* START *

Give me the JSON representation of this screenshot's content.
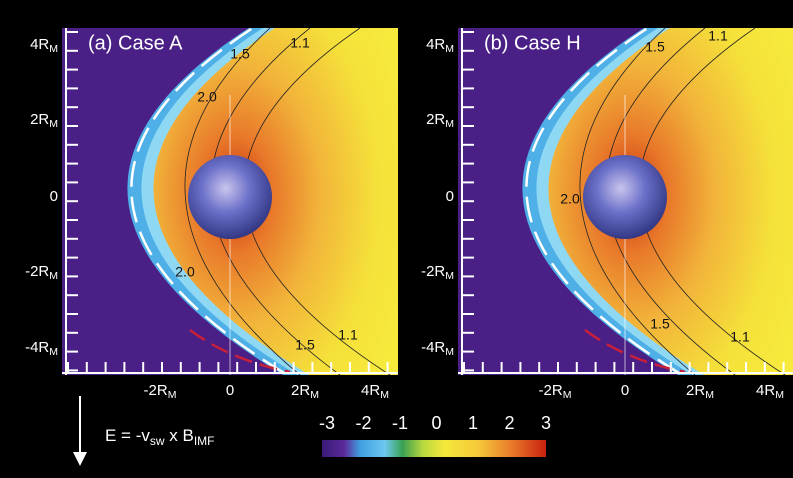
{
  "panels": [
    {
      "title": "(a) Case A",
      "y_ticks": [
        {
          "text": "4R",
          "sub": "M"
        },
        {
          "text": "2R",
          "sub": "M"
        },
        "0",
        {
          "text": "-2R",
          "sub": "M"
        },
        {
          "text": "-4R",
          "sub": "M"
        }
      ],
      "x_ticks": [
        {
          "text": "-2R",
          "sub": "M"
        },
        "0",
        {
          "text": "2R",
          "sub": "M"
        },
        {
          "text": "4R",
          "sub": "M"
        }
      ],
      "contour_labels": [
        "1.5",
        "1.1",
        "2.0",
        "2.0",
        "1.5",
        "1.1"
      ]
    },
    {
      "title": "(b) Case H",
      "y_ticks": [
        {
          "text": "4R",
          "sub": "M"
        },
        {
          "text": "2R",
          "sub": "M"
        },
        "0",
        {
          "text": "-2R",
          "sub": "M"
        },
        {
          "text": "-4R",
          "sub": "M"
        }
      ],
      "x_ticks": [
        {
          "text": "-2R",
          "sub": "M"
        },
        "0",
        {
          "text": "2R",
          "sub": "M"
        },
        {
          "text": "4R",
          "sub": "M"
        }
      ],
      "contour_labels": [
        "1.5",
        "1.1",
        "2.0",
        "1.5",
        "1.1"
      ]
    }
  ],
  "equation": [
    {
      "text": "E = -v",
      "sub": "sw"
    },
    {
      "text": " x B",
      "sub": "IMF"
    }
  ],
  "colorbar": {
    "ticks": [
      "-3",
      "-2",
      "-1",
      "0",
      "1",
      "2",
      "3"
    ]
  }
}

* END *

* _Aim_:
Reproduce the full listing faithfully, but do not carry over any pictures.

* _Solution below_:
Give me the JSON representation of this screenshot's content.
{
  "panels": [
    {
      "title": "(a) Case A",
      "y_ticks": [
        {
          "text": "4R",
          "sub": "M"
        },
        {
          "text": "2R",
          "sub": "M"
        },
        "0",
        {
          "text": "-2R",
          "sub": "M"
        },
        {
          "text": "-4R",
          "sub": "M"
        }
      ],
      "x_ticks": [
        {
          "text": "-2R",
          "sub": "M"
        },
        "0",
        {
          "text": "2R",
          "sub": "M"
        },
        {
          "text": "4R",
          "sub": "M"
        }
      ],
      "contour_labels": [
        "1.5",
        "1.1",
        "2.0",
        "2.0",
        "1.5",
        "1.1"
      ]
    },
    {
      "title": "(b) Case H",
      "y_ticks": [
        {
          "text": "4R",
          "sub": "M"
        },
        {
          "text": "2R",
          "sub": "M"
        },
        "0",
        {
          "text": "-2R",
          "sub": "M"
        },
        {
          "text": "-4R",
          "sub": "M"
        }
      ],
      "x_ticks": [
        {
          "text": "-2R",
          "sub": "M"
        },
        "0",
        {
          "text": "2R",
          "sub": "M"
        },
        {
          "text": "4R",
          "sub": "M"
        }
      ],
      "contour_labels": [
        "1.5",
        "1.1",
        "2.0",
        "1.5",
        "1.1"
      ]
    }
  ],
  "equation": [
    {
      "text": "E = -v",
      "sub": "sw"
    },
    {
      "text": " x B",
      "sub": "IMF"
    }
  ],
  "colorbar": {
    "ticks": [
      "-3",
      "-2",
      "-1",
      "0",
      "1",
      "2",
      "3"
    ]
  }
}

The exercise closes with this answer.